**What the task requires**
Word for word, retype every entry in the listing.

### Given information ###

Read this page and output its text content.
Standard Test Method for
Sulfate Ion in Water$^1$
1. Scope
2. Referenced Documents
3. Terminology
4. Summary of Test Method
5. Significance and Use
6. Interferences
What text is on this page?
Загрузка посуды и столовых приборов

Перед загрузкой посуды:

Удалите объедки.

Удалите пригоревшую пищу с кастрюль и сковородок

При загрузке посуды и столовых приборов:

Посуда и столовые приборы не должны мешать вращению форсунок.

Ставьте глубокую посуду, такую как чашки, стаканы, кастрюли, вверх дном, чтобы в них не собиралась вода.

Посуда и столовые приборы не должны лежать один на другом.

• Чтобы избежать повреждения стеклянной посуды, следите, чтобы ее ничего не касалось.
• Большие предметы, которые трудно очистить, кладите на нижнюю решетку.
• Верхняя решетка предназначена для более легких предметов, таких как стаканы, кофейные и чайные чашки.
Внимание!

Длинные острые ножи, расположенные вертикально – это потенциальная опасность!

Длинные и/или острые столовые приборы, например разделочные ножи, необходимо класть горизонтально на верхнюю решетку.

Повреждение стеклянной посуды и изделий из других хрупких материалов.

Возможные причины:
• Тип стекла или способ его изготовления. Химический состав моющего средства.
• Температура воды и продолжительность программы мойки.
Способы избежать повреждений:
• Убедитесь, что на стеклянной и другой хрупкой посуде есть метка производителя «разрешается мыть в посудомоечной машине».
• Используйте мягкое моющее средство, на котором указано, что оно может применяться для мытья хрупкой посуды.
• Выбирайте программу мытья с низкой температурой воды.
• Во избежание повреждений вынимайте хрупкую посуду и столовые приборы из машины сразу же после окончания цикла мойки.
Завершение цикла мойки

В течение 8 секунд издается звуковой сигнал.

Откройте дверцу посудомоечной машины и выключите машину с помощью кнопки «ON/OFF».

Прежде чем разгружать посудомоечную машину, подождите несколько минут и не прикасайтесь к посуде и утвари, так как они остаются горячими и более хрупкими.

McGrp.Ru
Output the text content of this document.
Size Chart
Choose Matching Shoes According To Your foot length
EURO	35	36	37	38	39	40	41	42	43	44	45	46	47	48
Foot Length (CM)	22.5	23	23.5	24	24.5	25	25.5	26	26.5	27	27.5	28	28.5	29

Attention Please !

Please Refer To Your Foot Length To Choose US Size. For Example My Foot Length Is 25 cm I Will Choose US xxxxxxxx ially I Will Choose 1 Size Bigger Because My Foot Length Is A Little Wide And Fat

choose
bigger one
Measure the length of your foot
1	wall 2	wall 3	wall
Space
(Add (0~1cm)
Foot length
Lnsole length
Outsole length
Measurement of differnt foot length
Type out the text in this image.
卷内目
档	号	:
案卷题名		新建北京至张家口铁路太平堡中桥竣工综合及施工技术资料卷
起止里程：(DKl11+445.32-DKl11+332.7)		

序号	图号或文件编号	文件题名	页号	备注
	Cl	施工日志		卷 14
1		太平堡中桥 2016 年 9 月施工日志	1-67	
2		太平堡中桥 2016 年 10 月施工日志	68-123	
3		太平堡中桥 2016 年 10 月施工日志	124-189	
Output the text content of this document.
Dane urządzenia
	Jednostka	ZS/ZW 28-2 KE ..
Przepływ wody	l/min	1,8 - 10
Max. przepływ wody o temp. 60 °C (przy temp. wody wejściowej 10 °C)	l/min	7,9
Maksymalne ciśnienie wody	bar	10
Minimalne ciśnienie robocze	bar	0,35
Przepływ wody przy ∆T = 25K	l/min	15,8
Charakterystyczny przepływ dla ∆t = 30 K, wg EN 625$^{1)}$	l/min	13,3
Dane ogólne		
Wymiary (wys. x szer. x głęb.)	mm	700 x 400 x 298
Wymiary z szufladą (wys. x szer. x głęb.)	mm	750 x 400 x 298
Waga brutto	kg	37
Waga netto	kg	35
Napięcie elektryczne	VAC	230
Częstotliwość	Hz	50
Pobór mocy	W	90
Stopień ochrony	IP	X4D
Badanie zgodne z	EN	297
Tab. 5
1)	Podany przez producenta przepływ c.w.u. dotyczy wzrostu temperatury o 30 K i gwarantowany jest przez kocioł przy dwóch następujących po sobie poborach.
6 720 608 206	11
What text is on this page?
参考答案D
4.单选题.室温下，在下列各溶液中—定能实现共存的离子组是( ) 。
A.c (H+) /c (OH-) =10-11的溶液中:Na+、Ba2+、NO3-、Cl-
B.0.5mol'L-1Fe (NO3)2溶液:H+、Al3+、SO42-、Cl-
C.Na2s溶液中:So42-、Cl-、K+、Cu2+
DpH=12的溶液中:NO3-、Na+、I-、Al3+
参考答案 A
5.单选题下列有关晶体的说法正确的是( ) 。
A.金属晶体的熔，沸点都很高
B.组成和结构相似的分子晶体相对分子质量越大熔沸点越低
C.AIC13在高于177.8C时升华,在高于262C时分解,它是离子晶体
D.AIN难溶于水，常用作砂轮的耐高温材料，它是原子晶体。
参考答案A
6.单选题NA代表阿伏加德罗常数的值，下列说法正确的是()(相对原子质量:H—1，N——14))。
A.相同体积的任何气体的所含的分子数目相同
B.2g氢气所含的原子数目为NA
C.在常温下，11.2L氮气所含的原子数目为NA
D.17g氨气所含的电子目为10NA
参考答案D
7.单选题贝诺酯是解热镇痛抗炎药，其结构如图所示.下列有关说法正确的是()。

###

**Written answer**
Read this page and output its text content.
Standard Test Method for
Sulfate Ion in Water$^1$
1. Scope
2. Referenced Documents
3. Terminology
4. Summary of Test Method
5. Significance and Use
6. Interferences
What text is on this page?
Загрузка посуды и столовых приборов

Перед загрузкой посуды:

Удалите объедки.

Удалите пригоревшую пищу с кастрюль и сковородок

При загрузке посуды и столовых приборов:

Посуда и столовые приборы не должны мешать вращению форсунок.

Ставьте глубокую посуду, такую как чашки, стаканы, кастрюли, вверх дном, чтобы в них не собиралась вода.

Посуда и столовые приборы не должны лежать один на другом.

• Чтобы избежать повреждения стеклянной посуды, следите, чтобы ее ничего не касалось.
• Большие предметы, которые трудно очистить, кладите на нижнюю решетку.
• Верхняя решетка предназначена для более легких предметов, таких как стаканы, кофейные и чайные чашки.
Внимание!

Длинные острые ножи, расположенные вертикально – это потенциальная опасность!

Длинные и/или острые столовые приборы, например разделочные ножи, необходимо класть горизонтально на верхнюю решетку.

Повреждение стеклянной посуды и изделий из других хрупких материалов.

Возможные причины:
• Тип стекла или способ его изготовления. Химический состав моющего средства.
• Температура воды и продолжительность программы мойки.
Способы избежать повреждений:
• Убедитесь, что на стеклянной и другой хрупкой посуде есть метка производителя «разрешается мыть в посудомоечной машине».
• Используйте мягкое моющее средство, на котором указано, что оно может применяться для мытья хрупкой посуды.
• Выбирайте программу мытья с низкой температурой воды.
• Во избежание повреждений вынимайте хрупкую посуду и столовые приборы из машины сразу же после окончания цикла мойки.
Завершение цикла мойки

В течение 8 секунд издается звуковой сигнал.

Откройте дверцу посудомоечной машины и выключите машину с помощью кнопки «ON/OFF».

Прежде чем разгружать посудомоечную машину, подождите несколько минут и не прикасайтесь к посуде и утвари, так как они остаются горячими и более хрупкими.

McGrp.Ru
Output the text content of this document.
Size Chart
Choose Matching Shoes According To Your foot length
EURO	35	36	37	38	39	40	41	42	43	44	45	46	47	48
Foot Length (CM)	22.5	23	23.5	24	24.5	25	25.5	26	26.5	27	27.5	28	28.5	29

Attention Please !

Please Refer To Your Foot Length To Choose US Size. For Example My Foot Length Is 25 cm I Will Choose US xxxxxxxx ially I Will Choose 1 Size Bigger Because My Foot Length Is A Little Wide And Fat

choose
bigger one
Measure the length of your foot
1	wall 2	wall 3	wall
Space
(Add (0~1cm)
Foot length
Lnsole length
Outsole length
Measurement of differnt foot length
Type out the text in this image.
卷内目
档	号	:
案卷题名		新建北京至张家口铁路太平堡中桥竣工综合及施工技术资料卷
起止里程：(DKl11+445.32-DKl11+332.7)		

序号	图号或文件编号	文件题名	页号	备注
	Cl	施工日志		卷 14
1		太平堡中桥 2016 年 9 月施工日志	1-67	
2		太平堡中桥 2016 年 10 月施工日志	68-123	
3		太平堡中桥 2016 年 10 月施工日志	124-189	
Output the text content of this document.
Dane urządzenia
	Jednostka	ZS/ZW 28-2 KE ..
Przepływ wody	l/min	1,8 - 10
Max. przepływ wody o temp. 60 °C (przy temp. wody wejściowej 10 °C)	l/min	7,9
Maksymalne ciśnienie wody	bar	10
Minimalne ciśnienie robocze	bar	0,35
Przepływ wody przy ∆T = 25K	l/min	15,8
Charakterystyczny przepływ dla ∆t = 30 K, wg EN 625$^{1)}$	l/min	13,3
Dane ogólne		
Wymiary (wys. x szer. x głęb.)	mm	700 x 400 x 298
Wymiary z szufladą (wys. x szer. x głęb.)	mm	750 x 400 x 298
Waga brutto	kg	37
Waga netto	kg	35
Napięcie elektryczne	VAC	230
Częstotliwość	Hz	50
Pobór mocy	W	90
Stopień ochrony	IP	X4D
Badanie zgodne z	EN	297
Tab. 5
1)	Podany przez producenta przepływ c.w.u. dotyczy wzrostu temperatury o 30 K i gwarantowany jest przez kocioł przy dwóch następujących po sobie poborach.
6 720 608 206	11
What text is on this page?
参考答案D
4.单选题.室温下，在下列各溶液中—定能实现共存的离子组是( ) 。
A.c (H+) /c (OH-) =10-11的溶液中:Na+、Ba2+、NO3-、Cl-
B.0.5mol'L-1Fe (NO3)2溶液:H+、Al3+、SO42-、Cl-
C.Na2s溶液中:So42-、Cl-、K+、Cu2+
DpH=12的溶液中:NO3-、Na+、I-、Al3+
参考答案 A
5.单选题下列有关晶体的说法正确的是( ) 。
A.金属晶体的熔，沸点都很高
B.组成和结构相似的分子晶体相对分子质量越大熔沸点越低
C.AIC13在高于177.8C时升华,在高于262C时分解,它是离子晶体
D.AIN难溶于水，常用作砂轮的耐高温材料，它是原子晶体。
参考答案A
6.单选题NA代表阿伏加德罗常数的值，下列说法正确的是()(相对原子质量:H—1，N——14))。
A.相同体积的任何气体的所含的分子数目相同
B.2g氢气所含的原子数目为NA
C.在常温下，11.2L氮气所含的原子数目为NA
D.17g氨气所含的电子目为10NA
参考答案D
7.单选题贝诺酯是解热镇痛抗炎药，其结构如图所示.下列有关说法正确的是()。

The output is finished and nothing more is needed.